**Exercise:**
Take the material below and write it all out again exactly.

**Information shown:**
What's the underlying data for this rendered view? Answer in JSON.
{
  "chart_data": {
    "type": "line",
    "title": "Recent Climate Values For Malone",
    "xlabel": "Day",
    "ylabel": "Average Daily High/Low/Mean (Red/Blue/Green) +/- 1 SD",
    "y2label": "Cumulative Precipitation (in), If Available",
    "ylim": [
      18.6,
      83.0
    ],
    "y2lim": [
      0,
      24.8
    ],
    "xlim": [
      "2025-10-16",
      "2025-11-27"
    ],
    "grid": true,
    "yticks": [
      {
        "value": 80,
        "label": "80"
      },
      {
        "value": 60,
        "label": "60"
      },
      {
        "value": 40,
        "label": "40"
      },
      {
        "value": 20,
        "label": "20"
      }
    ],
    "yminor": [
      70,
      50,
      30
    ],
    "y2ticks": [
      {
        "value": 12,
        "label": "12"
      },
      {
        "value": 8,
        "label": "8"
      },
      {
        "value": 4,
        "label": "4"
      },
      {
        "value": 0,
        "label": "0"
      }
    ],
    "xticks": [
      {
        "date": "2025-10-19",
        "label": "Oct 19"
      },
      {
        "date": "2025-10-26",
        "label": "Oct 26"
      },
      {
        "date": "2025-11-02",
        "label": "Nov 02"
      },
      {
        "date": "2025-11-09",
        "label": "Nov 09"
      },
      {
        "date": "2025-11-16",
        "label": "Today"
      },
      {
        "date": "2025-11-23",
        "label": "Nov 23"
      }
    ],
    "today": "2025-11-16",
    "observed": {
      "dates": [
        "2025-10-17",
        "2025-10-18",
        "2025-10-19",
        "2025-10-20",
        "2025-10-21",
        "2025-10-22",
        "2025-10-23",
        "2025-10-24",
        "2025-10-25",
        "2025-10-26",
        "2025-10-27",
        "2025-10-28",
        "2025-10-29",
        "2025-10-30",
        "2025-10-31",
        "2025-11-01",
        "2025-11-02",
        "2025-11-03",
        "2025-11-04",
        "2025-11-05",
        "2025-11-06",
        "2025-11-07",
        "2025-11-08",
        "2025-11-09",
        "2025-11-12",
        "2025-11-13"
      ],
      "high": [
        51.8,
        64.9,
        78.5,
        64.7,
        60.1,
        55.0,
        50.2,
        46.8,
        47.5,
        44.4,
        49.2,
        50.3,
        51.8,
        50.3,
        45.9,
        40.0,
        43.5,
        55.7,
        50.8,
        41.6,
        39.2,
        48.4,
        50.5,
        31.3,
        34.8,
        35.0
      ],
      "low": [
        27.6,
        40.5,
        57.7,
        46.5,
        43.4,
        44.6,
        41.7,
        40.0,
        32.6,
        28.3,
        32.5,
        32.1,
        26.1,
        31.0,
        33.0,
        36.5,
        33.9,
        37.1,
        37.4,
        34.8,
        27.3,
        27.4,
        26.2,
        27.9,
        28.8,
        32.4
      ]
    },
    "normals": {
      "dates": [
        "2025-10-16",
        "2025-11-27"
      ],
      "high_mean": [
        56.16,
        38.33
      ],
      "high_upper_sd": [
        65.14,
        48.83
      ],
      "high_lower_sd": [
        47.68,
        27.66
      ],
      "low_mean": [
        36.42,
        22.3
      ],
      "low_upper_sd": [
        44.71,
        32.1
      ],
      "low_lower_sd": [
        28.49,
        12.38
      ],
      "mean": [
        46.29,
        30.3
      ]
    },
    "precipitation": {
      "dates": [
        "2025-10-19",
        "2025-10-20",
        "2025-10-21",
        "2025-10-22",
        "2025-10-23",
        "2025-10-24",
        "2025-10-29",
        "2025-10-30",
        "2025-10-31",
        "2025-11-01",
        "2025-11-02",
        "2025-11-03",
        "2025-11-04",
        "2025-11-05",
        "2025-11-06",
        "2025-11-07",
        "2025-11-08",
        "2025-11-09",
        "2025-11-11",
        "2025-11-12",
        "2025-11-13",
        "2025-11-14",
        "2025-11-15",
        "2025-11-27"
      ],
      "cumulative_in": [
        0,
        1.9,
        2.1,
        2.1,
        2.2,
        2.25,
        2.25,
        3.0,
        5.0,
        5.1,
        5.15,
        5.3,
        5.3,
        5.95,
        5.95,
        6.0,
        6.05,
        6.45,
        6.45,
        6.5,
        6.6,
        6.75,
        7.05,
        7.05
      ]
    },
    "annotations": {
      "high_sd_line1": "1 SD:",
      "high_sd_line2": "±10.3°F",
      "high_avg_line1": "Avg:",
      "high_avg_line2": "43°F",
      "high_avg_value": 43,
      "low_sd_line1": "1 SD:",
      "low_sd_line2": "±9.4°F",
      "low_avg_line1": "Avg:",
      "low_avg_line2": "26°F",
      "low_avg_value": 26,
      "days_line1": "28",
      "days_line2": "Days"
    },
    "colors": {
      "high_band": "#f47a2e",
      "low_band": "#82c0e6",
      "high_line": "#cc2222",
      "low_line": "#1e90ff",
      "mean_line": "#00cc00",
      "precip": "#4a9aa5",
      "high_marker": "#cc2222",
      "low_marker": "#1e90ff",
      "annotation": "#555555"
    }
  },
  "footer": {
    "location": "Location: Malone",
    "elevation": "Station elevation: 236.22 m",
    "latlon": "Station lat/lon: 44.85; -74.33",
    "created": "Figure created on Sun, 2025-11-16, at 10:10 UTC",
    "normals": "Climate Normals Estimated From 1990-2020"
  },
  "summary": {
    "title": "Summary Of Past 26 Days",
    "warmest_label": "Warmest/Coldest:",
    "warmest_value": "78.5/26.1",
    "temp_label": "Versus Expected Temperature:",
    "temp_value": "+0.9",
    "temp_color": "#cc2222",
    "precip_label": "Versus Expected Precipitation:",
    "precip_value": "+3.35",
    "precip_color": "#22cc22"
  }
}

**Exercise result:**
What's the underlying data for this rendered view? Answer in JSON.
{
  "chart_data": {
    "type": "line",
    "title": "Recent Climate Values For Malone",
    "xlabel": "Day",
    "ylabel": "Average Daily High/Low/Mean (Red/Blue/Green) +/- 1 SD",
    "y2label": "Cumulative Precipitation (in), If Available",
    "ylim": [
      18.6,
      83.0
    ],
    "y2lim": [
      0,
      24.8
    ],
    "xlim": [
      "2025-10-16",
      "2025-11-27"
    ],
    "grid": true,
    "yticks": [
      {
        "value": 80,
        "label": "80"
      },
      {
        "value": 60,
        "label": "60"
      },
      {
        "value": 40,
        "label": "40"
      },
      {
        "value": 20,
        "label": "20"
      }
    ],
    "yminor": [
      70,
      50,
      30
    ],
    "y2ticks": [
      {
        "value": 12,
        "label": "12"
      },
      {
        "value": 8,
        "label": "8"
      },
      {
        "value": 4,
        "label": "4"
      },
      {
        "value": 0,
        "label": "0"
      }
    ],
    "xticks": [
      {
        "date": "2025-10-19",
        "label": "Oct 19"
      },
      {
        "date": "2025-10-26",
        "label": "Oct 26"
      },
      {
        "date": "2025-11-02",
        "label": "Nov 02"
      },
      {
        "date": "2025-11-09",
        "label": "Nov 09"
      },
      {
        "date": "2025-11-16",
        "label": "Today"
      },
      {
        "date": "2025-11-23",
        "label": "Nov 23"
      }
    ],
    "today": "2025-11-16",
    "observed": {
      "dates": [
        "2025-10-17",
        "2025-10-18",
        "2025-10-19",
        "2025-10-20",
        "2025-10-21",
        "2025-10-22",
        "2025-10-23",
        "2025-10-24",
        "2025-10-25",
        "2025-10-26",
        "2025-10-27",
        "2025-10-28",
        "2025-10-29",
        "2025-10-30",
        "2025-10-31",
        "2025-11-01",
        "2025-11-02",
        "2025-11-03",
        "2025-11-04",
        "2025-11-05",
        "2025-11-06",
        "2025-11-07",
        "2025-11-08",
        "2025-11-09",
        "2025-11-12",
        "2025-11-13"
      ],
      "high": [
        51.8,
        64.9,
        78.5,
        64.7,
        60.1,
        55.0,
        50.2,
        46.8,
        47.5,
        44.4,
        49.2,
        50.3,
        51.8,
        50.3,
        45.9,
        40.0,
        43.5,
        55.7,
        50.8,
        41.6,
        39.2,
        48.4,
        50.5,
        31.3,
        34.8,
        35.0
      ],
      "low": [
        27.6,
        40.5,
        57.7,
        46.5,
        43.4,
        44.6,
        41.7,
        40.0,
        32.6,
        28.3,
        32.5,
        32.1,
        26.1,
        31.0,
        33.0,
        36.5,
        33.9,
        37.1,
        37.4,
        34.8,
        27.3,
        27.4,
        26.2,
        27.9,
        28.8,
        32.4
      ]
    },
    "normals": {
      "dates": [
        "2025-10-16",
        "2025-11-27"
      ],
      "high_mean": [
        56.16,
        38.33
      ],
      "high_upper_sd": [
        65.14,
        48.83
      ],
      "high_lower_sd": [
        47.68,
        27.66
      ],
      "low_mean": [
        36.42,
        22.3
      ],
      "low_upper_sd": [
        44.71,
        32.1
      ],
      "low_lower_sd": [
        28.49,
        12.38
      ],
      "mean": [
        46.29,
        30.3
      ]
    },
    "precipitation": {
      "dates": [
        "2025-10-19",
        "2025-10-20",
        "2025-10-21",
        "2025-10-22",
        "2025-10-23",
        "2025-10-24",
        "2025-10-29",
        "2025-10-30",
        "2025-10-31",
        "2025-11-01",
        "2025-11-02",
        "2025-11-03",
        "2025-11-04",
        "2025-11-05",
        "2025-11-06",
        "2025-11-07",
        "2025-11-08",
        "2025-11-09",
        "2025-11-11",
        "2025-11-12",
        "2025-11-13",
        "2025-11-14",
        "2025-11-15",
        "2025-11-27"
      ],
      "cumulative_in": [
        0,
        1.9,
        2.1,
        2.1,
        2.2,
        2.25,
        2.25,
        3.0,
        5.0,
        5.1,
        5.15,
        5.3,
        5.3,
        5.95,
        5.95,
        6.0,
        6.05,
        6.45,
        6.45,
        6.5,
        6.6,
        6.75,
        7.05,
        7.05
      ]
    },
    "annotations": {
      "high_sd_line1": "1 SD:",
      "high_sd_line2": "±10.3°F",
      "high_avg_line1": "Avg:",
      "high_avg_line2": "43°F",
      "high_avg_value": 43,
      "low_sd_line1": "1 SD:",
      "low_sd_line2": "±9.4°F",
      "low_avg_line1": "Avg:",
      "low_avg_line2": "26°F",
      "low_avg_value": 26,
      "days_line1": "28",
      "days_line2": "Days"
    },
    "colors": {
      "high_band": "#f47a2e",
      "low_band": "#82c0e6",
      "high_line": "#cc2222",
      "low_line": "#1e90ff",
      "mean_line": "#00cc00",
      "precip": "#4a9aa5",
      "high_marker": "#cc2222",
      "low_marker": "#1e90ff",
      "annotation": "#555555"
    }
  },
  "footer": {
    "location": "Location: Malone",
    "elevation": "Station elevation: 236.22 m",
    "latlon": "Station lat/lon: 44.85; -74.33",
    "created": "Figure created on Sun, 2025-11-16, at 10:10 UTC",
    "normals": "Climate Normals Estimated From 1990-2020"
  },
  "summary": {
    "title": "Summary Of Past 26 Days",
    "warmest_label": "Warmest/Coldest:",
    "warmest_value": "78.5/26.1",
    "temp_label": "Versus Expected Temperature:",
    "temp_value": "+0.9",
    "temp_color": "#cc2222",
    "precip_label": "Versus Expected Precipitation:",
    "precip_value": "+3.35",
    "precip_color": "#22cc22"
  }
}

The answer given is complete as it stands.